==== Records provided ====

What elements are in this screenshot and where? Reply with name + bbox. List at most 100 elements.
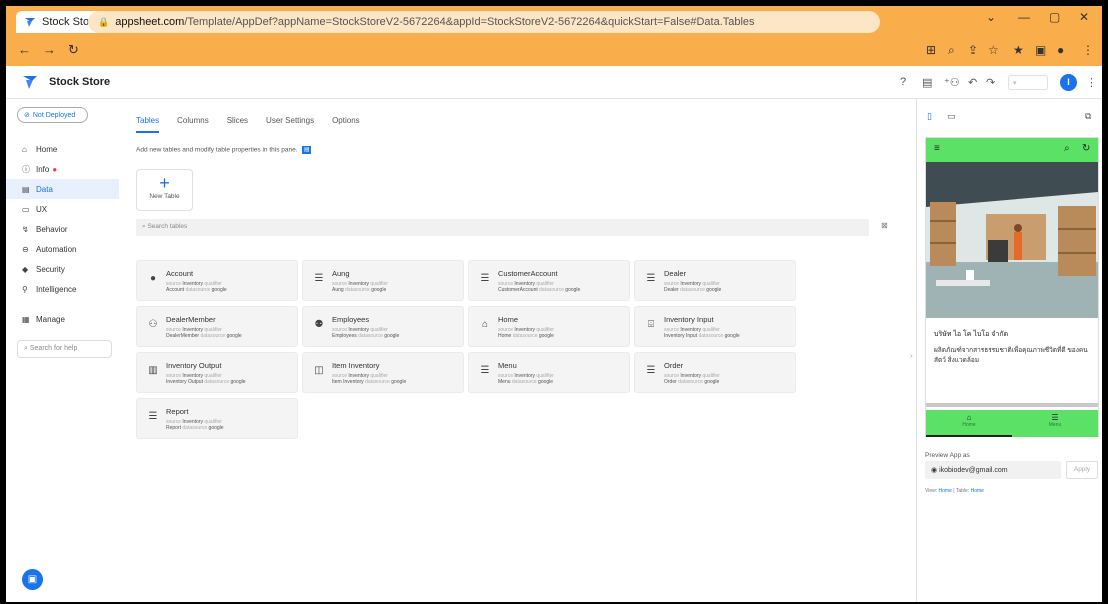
sidebar-item-automation[interactable]: ⊖ Automation [6, 239, 119, 259]
deploy-status-chip[interactable]: ⊘ Not Deployed [17, 107, 88, 123]
close-window-icon[interactable]: ✕ [1079, 10, 1089, 24]
sidebar-item-intelligence[interactable]: ⚲ Intelligence [6, 279, 119, 299]
data-icon: ▤ [22, 184, 30, 194]
table-name: Report [166, 407, 189, 416]
profile-icon[interactable]: ● [1057, 43, 1064, 57]
table-meta: source Inventory qualifier Home datasourc… [498, 327, 554, 339]
filter-icon[interactable]: ⊠ [881, 221, 888, 230]
browser-menu-icon[interactable]: ⋮ [1082, 43, 1094, 57]
account-icon: ◉ [931, 467, 940, 474]
zoom-icon[interactable]: ⌕ [948, 43, 955, 58]
add-user-icon[interactable]: ⁺⚇ [944, 76, 960, 89]
people-icon: ⚇ [148, 319, 158, 330]
search-icon[interactable]: ⌕ [1064, 143, 1070, 154]
chevron-right-icon[interactable]: › [910, 351, 913, 360]
sidepanel-icon[interactable]: ▣ [1035, 43, 1046, 57]
apply-button[interactable]: Apply [1066, 461, 1098, 479]
table-card[interactable]: ◫ Item Inventory source Inventory qualifie… [302, 352, 464, 393]
table-name: Order [664, 361, 684, 370]
view-link[interactable]: Home [939, 488, 952, 494]
list-icon: ☰ [646, 365, 656, 376]
search-help-input[interactable]: ⌕ Search for help [17, 340, 112, 358]
table-card[interactable]: ⚇ DealerMember source Inventory qualifier D… [136, 306, 298, 347]
forward-icon[interactable]: → [43, 42, 56, 57]
appsheet-logo-icon [25, 18, 35, 27]
sidebar-item-data[interactable]: ▤ Data [6, 179, 119, 199]
undo-icon[interactable]: ↶ [968, 76, 977, 89]
sidebar-item-label: Behavior [36, 224, 68, 234]
table-card[interactable]: ☰ Order source Inventory qualifier Order da… [634, 352, 796, 393]
new-table-button[interactable]: + New Table [136, 169, 193, 211]
table-card[interactable]: ▥ Inventory Output source Inventory qualif… [136, 352, 298, 393]
tab-slices[interactable]: Slices [227, 116, 248, 133]
open-external-icon[interactable]: ⧉ [1085, 111, 1091, 122]
table-link[interactable]: Home [971, 488, 984, 494]
deploy-status-label: Not Deployed [32, 111, 76, 119]
chat-button[interactable]: ▣ [22, 569, 43, 590]
table-name: Home [498, 315, 519, 324]
app-menu-icon[interactable]: ⋮ [1086, 76, 1097, 89]
url-path: /Template/AppDef?appName=StockStoreV2-56… [184, 16, 755, 28]
table-card[interactable]: ☰ CustomerAccount source Inventory qualifi… [468, 260, 630, 301]
sidebar-item-info[interactable]: ⓘ Info ● [6, 159, 119, 179]
company-description: ผลิตภัณฑ์จากสารธรรมชาติเพื่อคุณภาพชีวิตท… [934, 347, 1088, 364]
sidebar-item-security[interactable]: ◆ Security [6, 259, 119, 279]
table-card[interactable]: ⌂ Home source Inventory qualifier Home data… [468, 306, 630, 347]
redo-icon[interactable]: ↷ [986, 76, 995, 89]
phone-app-bar: ≡ ⌕ ↻ [926, 138, 1098, 162]
sidebar: ⊘ Not Deployed ⌂ Home ⓘ Info ● ▤ Data ▭ UX ↯ B… [6, 99, 119, 602]
table-meta: source Inventory qualifier DealerMember d… [166, 327, 242, 339]
chevron-down-icon[interactable]: ⌄ [986, 10, 996, 24]
phone-nav-menu[interactable]: ☰ Menu [1012, 410, 1098, 437]
table-card[interactable]: ⚉ Employees source Inventory qualifier Empl… [302, 306, 464, 347]
table-card[interactable]: ☰ Menu source Inventory qualifier Menu data… [468, 352, 630, 393]
address-bar[interactable]: 🔒 appsheet.com/Template/AppDef?appName=S… [88, 11, 880, 33]
app-name[interactable]: Stock Store [49, 76, 110, 88]
phone-nav-home[interactable]: ⌂ Home [926, 410, 1012, 437]
tab-tables[interactable]: Tables [136, 116, 160, 133]
browser-window: Stock Store - AppSheet ✕ + ⌄ — ▢ ✕ ← → ↻… [6, 6, 1102, 602]
back-icon[interactable]: ← [18, 42, 31, 57]
translate-icon[interactable]: ⊞ [926, 43, 936, 57]
info-text: Add new tables and modify table properti… [136, 146, 298, 154]
table-card[interactable]: ● Account source Inventory qualifier Accoun… [136, 260, 298, 301]
table-label: Table: [955, 488, 970, 494]
sidebar-item-home[interactable]: ⌂ Home [6, 139, 119, 159]
help-icon[interactable]: ? [900, 76, 906, 88]
extensions-icon[interactable]: ★ [1013, 43, 1024, 57]
reload-icon[interactable]: ↻ [68, 42, 79, 58]
tab-columns[interactable]: Columns [177, 116, 209, 133]
sidebar-item-ux[interactable]: ▭ UX [6, 199, 119, 219]
tablet-view-icon[interactable]: ▭ [947, 111, 956, 122]
table-meta: source Inventory qualifier Dealer datasou… [664, 281, 722, 293]
list-icon: ☰ [314, 273, 324, 284]
preview-email-input[interactable]: ◉ ikobiodev@gmail.com [925, 461, 1061, 479]
share-icon[interactable]: ⇪ [968, 43, 978, 57]
table-card[interactable]: ☰ Aung source Inventory qualifier Aung data… [302, 260, 464, 301]
ux-icon: ▭ [22, 204, 30, 214]
version-select[interactable]: ▾ [1008, 75, 1048, 90]
user-avatar[interactable]: I [1060, 74, 1077, 91]
home-icon: ⌂ [22, 144, 27, 154]
docs-icon[interactable]: ▤ [922, 76, 932, 89]
minimize-icon[interactable]: — [1018, 10, 1030, 24]
tab-options[interactable]: Options [332, 116, 360, 133]
sidebar-item-label: Manage [36, 314, 65, 324]
table-card[interactable]: ☰ Dealer source Inventory qualifier Dealer … [634, 260, 796, 301]
menu-icon[interactable]: ≡ [934, 143, 940, 154]
phone-preview: ≡ ⌕ ↻ บริษัท ไอ โค ไบโอ จำกัด ผลิตภัณฑ์จ… [925, 137, 1099, 437]
bookmark-star-icon[interactable]: ☆ [988, 43, 999, 57]
mobile-view-icon[interactable]: ▯ [927, 111, 932, 122]
table-name: DealerMember [166, 315, 216, 324]
table-name: Employees [332, 315, 370, 324]
tab-user-settings[interactable]: User Settings [266, 116, 314, 133]
restore-icon[interactable]: ▢ [1049, 10, 1060, 24]
book-icon[interactable]: ▤ [302, 146, 312, 154]
sidebar-item-manage[interactable]: ▦ Manage [6, 309, 119, 329]
table-card[interactable]: ⌹ Inventory Input source Inventory qualifi… [634, 306, 796, 347]
search-tables-input[interactable]: ⌕ Search tables [136, 219, 869, 236]
refresh-icon[interactable]: ↻ [1082, 143, 1090, 154]
sidebar-item-behavior[interactable]: ↯ Behavior [6, 219, 119, 239]
table-meta: source Inventory qualifier CustomerAccoun… [498, 281, 581, 293]
table-card[interactable]: ☰ Report source Inventory qualifier Report … [136, 398, 298, 439]
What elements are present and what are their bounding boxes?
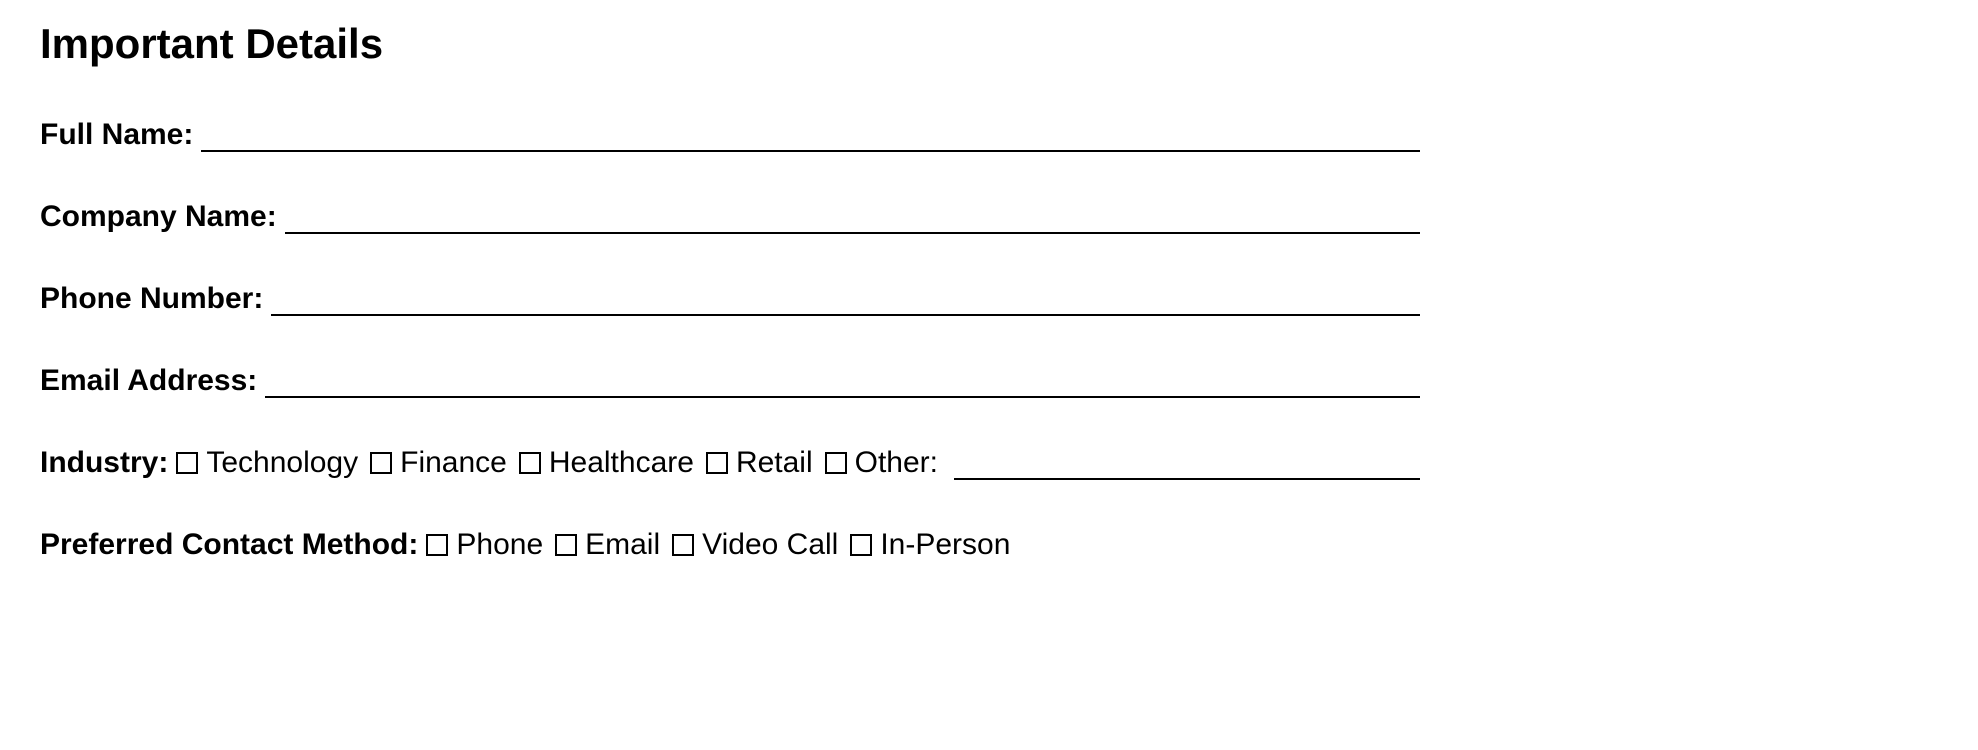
phone-number-field: Phone Number: <box>40 282 1420 316</box>
checkbox-icon[interactable] <box>825 452 847 474</box>
checkbox-icon[interactable] <box>370 452 392 474</box>
company-name-label: Company Name: <box>40 200 277 234</box>
industry-option-technology-label: Technology <box>206 446 358 480</box>
contact-method-option-phone-label: Phone <box>456 528 543 562</box>
industry-label: Industry: <box>40 446 168 480</box>
full-name-input-line[interactable] <box>201 122 1420 152</box>
checkbox-icon[interactable] <box>176 452 198 474</box>
industry-option-other-label: Other: <box>855 446 938 480</box>
checkbox-icon[interactable] <box>706 452 728 474</box>
phone-number-label: Phone Number: <box>40 282 263 316</box>
industry-option-technology[interactable]: Technology <box>176 446 358 480</box>
contact-method-label: Preferred Contact Method: <box>40 528 418 562</box>
industry-option-healthcare[interactable]: Healthcare <box>519 446 694 480</box>
industry-option-healthcare-label: Healthcare <box>549 446 694 480</box>
contact-method-option-email[interactable]: Email <box>555 528 660 562</box>
checkbox-icon[interactable] <box>850 534 872 556</box>
checkbox-icon[interactable] <box>426 534 448 556</box>
contact-method-option-phone[interactable]: Phone <box>426 528 543 562</box>
industry-option-other[interactable]: Other: <box>825 446 938 480</box>
contact-method-option-video-call[interactable]: Video Call <box>672 528 838 562</box>
contact-method-option-in-person-label: In-Person <box>880 528 1010 562</box>
industry-option-finance[interactable]: Finance <box>370 446 507 480</box>
section-title: Important Details <box>40 20 1938 68</box>
email-address-label: Email Address: <box>40 364 257 398</box>
industry-option-retail-label: Retail <box>736 446 813 480</box>
contact-method-field: Preferred Contact Method: Phone Email Vi… <box>40 528 1938 562</box>
industry-option-retail[interactable]: Retail <box>706 446 813 480</box>
contact-method-option-email-label: Email <box>585 528 660 562</box>
company-name-input-line[interactable] <box>285 204 1420 234</box>
contact-method-option-in-person[interactable]: In-Person <box>850 528 1010 562</box>
industry-other-input-line[interactable] <box>954 450 1420 480</box>
email-address-input-line[interactable] <box>265 368 1420 398</box>
checkbox-icon[interactable] <box>519 452 541 474</box>
company-name-field: Company Name: <box>40 200 1420 234</box>
phone-number-input-line[interactable] <box>271 286 1420 316</box>
checkbox-icon[interactable] <box>672 534 694 556</box>
checkbox-icon[interactable] <box>555 534 577 556</box>
industry-option-finance-label: Finance <box>400 446 507 480</box>
contact-method-option-video-call-label: Video Call <box>702 528 838 562</box>
email-address-field: Email Address: <box>40 364 1420 398</box>
full-name-label: Full Name: <box>40 118 193 152</box>
industry-field: Industry: Technology Finance Healthcare … <box>40 446 1420 480</box>
full-name-field: Full Name: <box>40 118 1420 152</box>
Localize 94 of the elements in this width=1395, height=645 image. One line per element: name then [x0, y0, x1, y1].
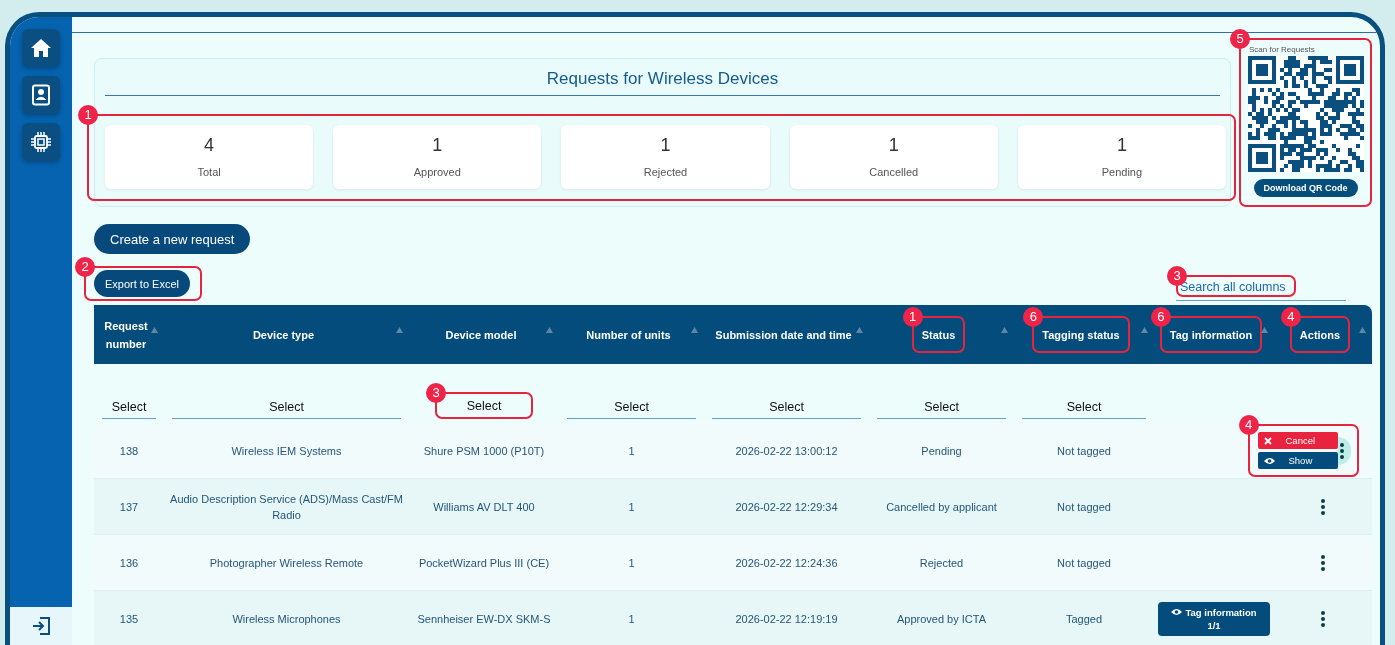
table-cell-text: Shure PSM 1000 (P10T)	[423, 443, 545, 459]
stat-value: 1	[887, 134, 900, 156]
column-header[interactable]: Actions	[1299, 329, 1341, 341]
sort-icon	[1001, 327, 1008, 333]
tag-information-button[interactable]: Tag information 1/1	[1158, 601, 1270, 636]
stat-label: Approved	[412, 165, 462, 178]
create-request-button[interactable]: Create a new request	[94, 224, 251, 254]
filter-select[interactable]: Select	[877, 395, 1006, 419]
close-icon	[1263, 436, 1272, 445]
callout-badge: 3	[426, 383, 446, 403]
logout-button[interactable]	[10, 607, 72, 645]
sort-icon	[151, 327, 158, 333]
callout-badge: 4	[1238, 415, 1259, 435]
table-cell-text: 1	[628, 555, 635, 571]
download-qr-button[interactable]: Download QR Code	[1253, 179, 1358, 197]
column-header[interactable]: Tag information	[1169, 329, 1253, 341]
sort-icon	[1141, 327, 1148, 333]
sort-icon	[691, 327, 698, 333]
table-cell-text: Cancelled by applicant	[886, 499, 997, 515]
more-options-icon	[1321, 610, 1325, 627]
stat-label: Rejected	[642, 165, 689, 178]
nav-button[interactable]	[22, 76, 60, 114]
filter-select[interactable]: Select	[712, 395, 861, 419]
table-cell-text: 1	[628, 499, 635, 515]
chip-icon	[30, 131, 52, 153]
table-cell-text: 2026-02-22 12:29:34	[735, 499, 838, 515]
table-cell-text: 2026-02-22 12:24:36	[735, 555, 838, 571]
table-cell-text: 2026-02-22 12:19:19	[735, 611, 838, 627]
more-options-icon	[1339, 442, 1344, 459]
table-cell-text: 135	[119, 611, 139, 627]
table-cell-text: Wireless IEM Systems	[231, 443, 342, 459]
table-cell-text: 1	[628, 443, 635, 459]
nav-button[interactable]	[22, 29, 60, 67]
stat-label: Pending	[1100, 165, 1144, 178]
callout-badge: 2	[75, 257, 95, 277]
sort-icon	[546, 327, 553, 333]
home-icon	[30, 37, 52, 59]
table-cell-text: Not tagged	[1057, 555, 1111, 571]
more-options-icon	[1321, 498, 1325, 515]
filter-select[interactable]: Select	[172, 395, 401, 419]
table-cell-text: Not tagged	[1057, 443, 1111, 459]
table-cell-text: 136	[119, 555, 139, 571]
callout-badge: 6	[1150, 307, 1171, 327]
cancel-button[interactable]: Cancel	[1257, 432, 1338, 449]
table-cell-text: Audio Description Service (ADS)/Mass Cast/FM Radio	[169, 491, 404, 523]
callout-badge: 6	[1023, 307, 1044, 327]
callout-badge: 1	[78, 105, 98, 125]
column-header[interactable]: Status	[921, 329, 956, 341]
table-cell-text: Williams AV DLT 400	[433, 499, 535, 515]
filter-select[interactable]: Select	[102, 395, 156, 419]
sort-icon	[1359, 327, 1366, 333]
column-header[interactable]: Number of units	[586, 325, 671, 344]
export-excel-button[interactable]: Export to Excel	[94, 270, 190, 297]
sort-icon	[856, 327, 863, 333]
callout-badge: 4	[1280, 307, 1301, 327]
table-cell-text: 138	[119, 443, 139, 459]
column-header[interactable]: Request number	[98, 316, 154, 353]
column-header[interactable]: Device model	[445, 325, 517, 344]
stat-value: 4	[203, 134, 216, 156]
stat-label: Total	[196, 165, 222, 178]
column-header[interactable]: Device type	[252, 325, 315, 344]
contact-card-icon	[30, 84, 52, 106]
sort-icon	[1261, 327, 1268, 333]
table-cell-text: Wireless Microphones	[232, 611, 341, 627]
table-cell-text: Photographer Wireless Remote	[209, 555, 364, 571]
stat-value: 1	[431, 134, 444, 156]
table-cell-text: Sennheiser EW-DX SKM-S	[417, 611, 551, 627]
more-options-icon	[1321, 554, 1325, 571]
callout-badge: 1	[902, 307, 923, 327]
table-cell-text: PocketWizard Plus III (CE)	[418, 555, 550, 571]
filter-select[interactable]: Select	[1022, 395, 1146, 419]
table-cell-text: Tagged	[1065, 611, 1103, 627]
table-cell-text: Approved by ICTA	[896, 611, 987, 627]
stat-value: 1	[659, 134, 672, 156]
column-header[interactable]: Tagging status	[1042, 329, 1120, 341]
column-header[interactable]: Submission date and time	[715, 325, 852, 344]
page-title: Requests for Wireless Devices	[105, 59, 1220, 96]
table-cell-text: 2026-02-22 13:00:12	[735, 443, 838, 459]
show-button[interactable]: Show	[1257, 452, 1338, 469]
stat-label: Cancelled	[868, 165, 920, 178]
table-cell-text: 137	[119, 499, 139, 515]
filter-select[interactable]: Select	[567, 395, 696, 419]
callout-badge: 5	[1230, 29, 1250, 49]
nav-button[interactable]	[22, 123, 60, 161]
stat-value: 1	[1115, 134, 1128, 156]
table-cell-text: 1	[628, 611, 635, 627]
qr-caption: Scan for Requests	[1249, 45, 1315, 54]
table-cell-text: Rejected	[919, 555, 964, 571]
table-cell-text: Not tagged	[1057, 499, 1111, 515]
table-cell-text: Pending	[921, 443, 962, 459]
sort-icon	[396, 327, 403, 333]
eye-icon	[1263, 456, 1275, 465]
eye-icon	[1171, 608, 1183, 616]
logout-icon	[31, 615, 51, 637]
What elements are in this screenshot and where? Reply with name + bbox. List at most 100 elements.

====

## Problem to solve
Copy the lines above verbatim, beginning with the line that has "phone-number-field: Phone Number: <box>40" and stopping after the one that has "checkbox-icon[interactable] <box>706 452".

## Answer in full
phone-number-field: Phone Number: <box>40 282 1420 316</box>
checkbox-icon[interactable] <box>825 452 847 474</box>
checkbox-icon[interactable] <box>370 452 392 474</box>
company-name-label: Company Name: <box>40 200 277 234</box>
industry-option-technology-label: Technology <box>206 446 358 480</box>
contact-method-option-phone-label: Phone <box>456 528 543 562</box>
industry-label: Industry: <box>40 446 168 480</box>
full-name-input-line[interactable] <box>201 122 1420 152</box>
checkbox-icon[interactable] <box>176 452 198 474</box>
industry-option-other-label: Other: <box>855 446 938 480</box>
checkbox-icon[interactable] <box>706 452 728 474</box>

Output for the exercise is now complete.